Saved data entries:
- - - -

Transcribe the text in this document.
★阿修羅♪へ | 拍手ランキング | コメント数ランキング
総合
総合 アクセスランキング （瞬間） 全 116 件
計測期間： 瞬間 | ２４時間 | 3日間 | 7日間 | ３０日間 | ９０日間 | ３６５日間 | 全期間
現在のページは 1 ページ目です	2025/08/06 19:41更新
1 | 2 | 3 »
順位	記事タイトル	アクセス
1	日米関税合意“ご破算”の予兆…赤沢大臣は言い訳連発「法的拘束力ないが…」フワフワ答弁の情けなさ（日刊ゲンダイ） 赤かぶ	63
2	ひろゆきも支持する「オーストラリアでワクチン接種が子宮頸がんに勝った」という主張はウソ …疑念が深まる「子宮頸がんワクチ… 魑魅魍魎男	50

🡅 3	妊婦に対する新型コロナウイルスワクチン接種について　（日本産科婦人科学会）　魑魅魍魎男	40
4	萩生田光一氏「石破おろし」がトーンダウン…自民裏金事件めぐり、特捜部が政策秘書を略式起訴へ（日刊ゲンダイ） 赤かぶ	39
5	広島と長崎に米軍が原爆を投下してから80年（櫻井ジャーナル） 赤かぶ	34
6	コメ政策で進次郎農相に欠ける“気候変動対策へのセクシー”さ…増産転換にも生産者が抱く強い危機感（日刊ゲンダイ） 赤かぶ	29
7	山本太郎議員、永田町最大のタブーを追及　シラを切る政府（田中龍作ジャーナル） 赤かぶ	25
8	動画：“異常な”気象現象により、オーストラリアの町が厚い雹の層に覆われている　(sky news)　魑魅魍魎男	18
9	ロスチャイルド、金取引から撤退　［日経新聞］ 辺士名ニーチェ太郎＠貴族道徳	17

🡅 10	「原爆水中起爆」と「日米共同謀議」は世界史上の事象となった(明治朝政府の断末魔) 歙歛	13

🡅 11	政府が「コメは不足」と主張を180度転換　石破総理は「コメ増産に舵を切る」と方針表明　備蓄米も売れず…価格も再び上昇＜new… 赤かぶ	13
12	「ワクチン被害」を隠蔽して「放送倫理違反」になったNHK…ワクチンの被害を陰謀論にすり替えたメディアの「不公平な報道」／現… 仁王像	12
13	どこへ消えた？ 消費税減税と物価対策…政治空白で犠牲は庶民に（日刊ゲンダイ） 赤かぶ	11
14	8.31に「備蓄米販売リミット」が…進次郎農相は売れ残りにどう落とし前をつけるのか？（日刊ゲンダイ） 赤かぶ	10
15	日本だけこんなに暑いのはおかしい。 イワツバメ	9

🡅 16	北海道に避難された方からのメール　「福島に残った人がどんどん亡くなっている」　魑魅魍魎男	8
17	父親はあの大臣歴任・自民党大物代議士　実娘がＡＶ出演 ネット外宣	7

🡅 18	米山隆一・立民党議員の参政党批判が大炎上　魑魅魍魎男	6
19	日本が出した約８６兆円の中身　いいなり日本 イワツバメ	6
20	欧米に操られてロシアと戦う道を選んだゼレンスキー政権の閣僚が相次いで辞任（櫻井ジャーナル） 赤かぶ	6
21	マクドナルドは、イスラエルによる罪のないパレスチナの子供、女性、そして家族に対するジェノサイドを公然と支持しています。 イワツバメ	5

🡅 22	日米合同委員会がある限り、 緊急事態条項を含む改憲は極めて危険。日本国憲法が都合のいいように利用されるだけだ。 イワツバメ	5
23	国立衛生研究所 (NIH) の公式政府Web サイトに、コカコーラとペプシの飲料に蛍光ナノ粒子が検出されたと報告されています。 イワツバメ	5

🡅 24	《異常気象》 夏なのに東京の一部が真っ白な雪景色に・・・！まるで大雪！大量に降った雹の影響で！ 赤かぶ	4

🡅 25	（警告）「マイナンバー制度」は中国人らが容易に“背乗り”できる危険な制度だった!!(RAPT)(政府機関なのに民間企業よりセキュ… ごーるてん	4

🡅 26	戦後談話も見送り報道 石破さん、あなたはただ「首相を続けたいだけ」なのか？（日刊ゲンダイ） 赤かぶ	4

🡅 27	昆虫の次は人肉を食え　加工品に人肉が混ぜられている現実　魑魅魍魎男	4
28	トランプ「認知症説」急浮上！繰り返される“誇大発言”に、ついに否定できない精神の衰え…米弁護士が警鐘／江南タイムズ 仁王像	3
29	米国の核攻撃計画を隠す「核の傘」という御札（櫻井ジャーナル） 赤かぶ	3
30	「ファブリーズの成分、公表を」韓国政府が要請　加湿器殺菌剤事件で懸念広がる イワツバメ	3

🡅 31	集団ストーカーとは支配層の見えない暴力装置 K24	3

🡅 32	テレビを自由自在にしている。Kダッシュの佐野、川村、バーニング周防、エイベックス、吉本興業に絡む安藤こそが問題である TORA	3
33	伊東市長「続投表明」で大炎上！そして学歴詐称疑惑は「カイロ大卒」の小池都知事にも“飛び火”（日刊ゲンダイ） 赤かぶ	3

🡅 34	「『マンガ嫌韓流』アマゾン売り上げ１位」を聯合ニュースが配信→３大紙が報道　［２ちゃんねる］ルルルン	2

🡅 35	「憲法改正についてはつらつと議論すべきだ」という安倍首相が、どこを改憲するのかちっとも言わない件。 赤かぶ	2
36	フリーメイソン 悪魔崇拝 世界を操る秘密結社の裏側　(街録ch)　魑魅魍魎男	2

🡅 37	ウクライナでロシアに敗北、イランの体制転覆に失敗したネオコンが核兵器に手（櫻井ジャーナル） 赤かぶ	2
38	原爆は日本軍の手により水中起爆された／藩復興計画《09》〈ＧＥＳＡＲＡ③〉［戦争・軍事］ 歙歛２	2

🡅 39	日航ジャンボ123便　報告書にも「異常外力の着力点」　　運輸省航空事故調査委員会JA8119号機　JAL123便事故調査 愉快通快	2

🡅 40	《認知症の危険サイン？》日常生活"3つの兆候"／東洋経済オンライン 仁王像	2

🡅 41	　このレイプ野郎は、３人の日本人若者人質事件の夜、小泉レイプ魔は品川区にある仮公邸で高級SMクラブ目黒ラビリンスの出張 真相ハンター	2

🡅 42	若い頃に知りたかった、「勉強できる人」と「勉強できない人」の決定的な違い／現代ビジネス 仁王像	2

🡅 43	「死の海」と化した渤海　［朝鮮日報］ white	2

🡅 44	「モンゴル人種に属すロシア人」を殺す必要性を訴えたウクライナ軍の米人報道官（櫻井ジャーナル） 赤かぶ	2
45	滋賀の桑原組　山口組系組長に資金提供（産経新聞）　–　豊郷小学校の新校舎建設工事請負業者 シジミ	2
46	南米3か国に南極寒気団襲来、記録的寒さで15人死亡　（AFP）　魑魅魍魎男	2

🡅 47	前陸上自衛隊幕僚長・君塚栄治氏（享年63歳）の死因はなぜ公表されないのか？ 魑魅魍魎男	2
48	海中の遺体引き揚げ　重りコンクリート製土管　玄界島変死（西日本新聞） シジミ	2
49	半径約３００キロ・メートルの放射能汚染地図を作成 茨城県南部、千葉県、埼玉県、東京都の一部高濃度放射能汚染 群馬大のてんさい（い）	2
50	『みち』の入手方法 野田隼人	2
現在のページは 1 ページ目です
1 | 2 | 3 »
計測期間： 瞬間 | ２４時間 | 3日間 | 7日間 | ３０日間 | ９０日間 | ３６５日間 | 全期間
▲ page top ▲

- - - -

GIVEN REQUEST: Search the preceding listing for "現在のページは" and extract every line where it is found.

WRITTEN ANSWER:
現在のページは 1 ページ目です	2025/08/06 19:41更新
現在のページは 1 ページ目です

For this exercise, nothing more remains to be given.